__What to do__
Output every entry exactly, from the first line to the last.

__Records for this task__
▼

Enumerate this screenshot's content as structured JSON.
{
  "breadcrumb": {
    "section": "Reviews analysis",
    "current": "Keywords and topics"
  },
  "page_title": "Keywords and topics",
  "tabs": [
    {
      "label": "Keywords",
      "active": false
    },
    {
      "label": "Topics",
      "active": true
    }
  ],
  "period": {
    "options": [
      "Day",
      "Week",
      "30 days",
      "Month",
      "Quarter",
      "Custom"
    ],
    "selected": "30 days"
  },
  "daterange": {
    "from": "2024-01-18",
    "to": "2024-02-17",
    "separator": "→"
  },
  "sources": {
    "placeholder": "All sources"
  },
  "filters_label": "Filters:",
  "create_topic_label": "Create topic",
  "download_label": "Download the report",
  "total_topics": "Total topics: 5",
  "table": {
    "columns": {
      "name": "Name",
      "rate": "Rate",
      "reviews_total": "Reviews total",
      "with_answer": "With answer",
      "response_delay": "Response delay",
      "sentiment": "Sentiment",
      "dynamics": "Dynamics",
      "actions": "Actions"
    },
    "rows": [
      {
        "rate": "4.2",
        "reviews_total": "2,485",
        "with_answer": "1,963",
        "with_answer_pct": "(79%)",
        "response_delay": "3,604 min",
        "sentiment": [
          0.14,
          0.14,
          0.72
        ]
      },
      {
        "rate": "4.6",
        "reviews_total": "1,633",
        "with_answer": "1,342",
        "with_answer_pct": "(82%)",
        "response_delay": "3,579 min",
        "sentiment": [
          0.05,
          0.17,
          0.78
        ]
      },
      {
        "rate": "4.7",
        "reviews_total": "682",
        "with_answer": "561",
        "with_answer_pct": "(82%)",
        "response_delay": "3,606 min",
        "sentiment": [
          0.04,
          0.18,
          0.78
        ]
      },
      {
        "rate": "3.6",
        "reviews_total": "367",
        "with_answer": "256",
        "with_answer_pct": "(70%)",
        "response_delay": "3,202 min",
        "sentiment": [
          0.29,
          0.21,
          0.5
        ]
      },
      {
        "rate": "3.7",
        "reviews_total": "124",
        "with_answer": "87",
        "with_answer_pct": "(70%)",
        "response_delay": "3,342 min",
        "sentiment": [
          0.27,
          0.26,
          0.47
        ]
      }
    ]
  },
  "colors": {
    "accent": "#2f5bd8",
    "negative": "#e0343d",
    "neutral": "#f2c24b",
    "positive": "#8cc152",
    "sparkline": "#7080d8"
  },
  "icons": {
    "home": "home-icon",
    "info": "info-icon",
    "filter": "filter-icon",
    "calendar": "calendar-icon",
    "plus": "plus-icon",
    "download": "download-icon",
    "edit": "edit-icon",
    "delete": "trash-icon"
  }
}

▲

__Result for this exercise__
Enumerate this screenshot's content as structured JSON.
{
  "breadcrumb": {
    "section": "Reviews analysis",
    "current": "Keywords and topics"
  },
  "page_title": "Keywords and topics",
  "tabs": [
    {
      "label": "Keywords",
      "active": false
    },
    {
      "label": "Topics",
      "active": true
    }
  ],
  "period": {
    "options": [
      "Day",
      "Week",
      "30 days",
      "Month",
      "Quarter",
      "Custom"
    ],
    "selected": "30 days"
  },
  "daterange": {
    "from": "2024-01-18",
    "to": "2024-02-17",
    "separator": "→"
  },
  "sources": {
    "placeholder": "All sources"
  },
  "filters_label": "Filters:",
  "create_topic_label": "Create topic",
  "download_label": "Download the report",
  "total_topics": "Total topics: 5",
  "table": {
    "columns": {
      "name": "Name",
      "rate": "Rate",
      "reviews_total": "Reviews total",
      "with_answer": "With answer",
      "response_delay": "Response delay",
      "sentiment": "Sentiment",
      "dynamics": "Dynamics",
      "actions": "Actions"
    },
    "rows": [
      {
        "rate": "4.2",
        "reviews_total": "2,485",
        "with_answer": "1,963",
        "with_answer_pct": "(79%)",
        "response_delay": "3,604 min",
        "sentiment": [
          0.14,
          0.14,
          0.72
        ]
      },
      {
        "rate": "4.6",
        "reviews_total": "1,633",
        "with_answer": "1,342",
        "with_answer_pct": "(82%)",
        "response_delay": "3,579 min",
        "sentiment": [
          0.05,
          0.17,
          0.78
        ]
      },
      {
        "rate": "4.7",
        "reviews_total": "682",
        "with_answer": "561",
        "with_answer_pct": "(82%)",
        "response_delay": "3,606 min",
        "sentiment": [
          0.04,
          0.18,
          0.78
        ]
      },
      {
        "rate": "3.6",
        "reviews_total": "367",
        "with_answer": "256",
        "with_answer_pct": "(70%)",
        "response_delay": "3,202 min",
        "sentiment": [
          0.29,
          0.21,
          0.5
        ]
      },
      {
        "rate": "3.7",
        "reviews_total": "124",
        "with_answer": "87",
        "with_answer_pct": "(70%)",
        "response_delay": "3,342 min",
        "sentiment": [
          0.27,
          0.26,
          0.47
        ]
      }
    ]
  },
  "colors": {
    "accent": "#2f5bd8",
    "negative": "#e0343d",
    "neutral": "#f2c24b",
    "positive": "#8cc152",
    "sparkline": "#7080d8"
  },
  "icons": {
    "home": "home-icon",
    "info": "info-icon",
    "filter": "filter-icon",
    "calendar": "calendar-icon",
    "plus": "plus-icon",
    "download": "download-icon",
    "edit": "edit-icon",
    "delete": "trash-icon"
  }
}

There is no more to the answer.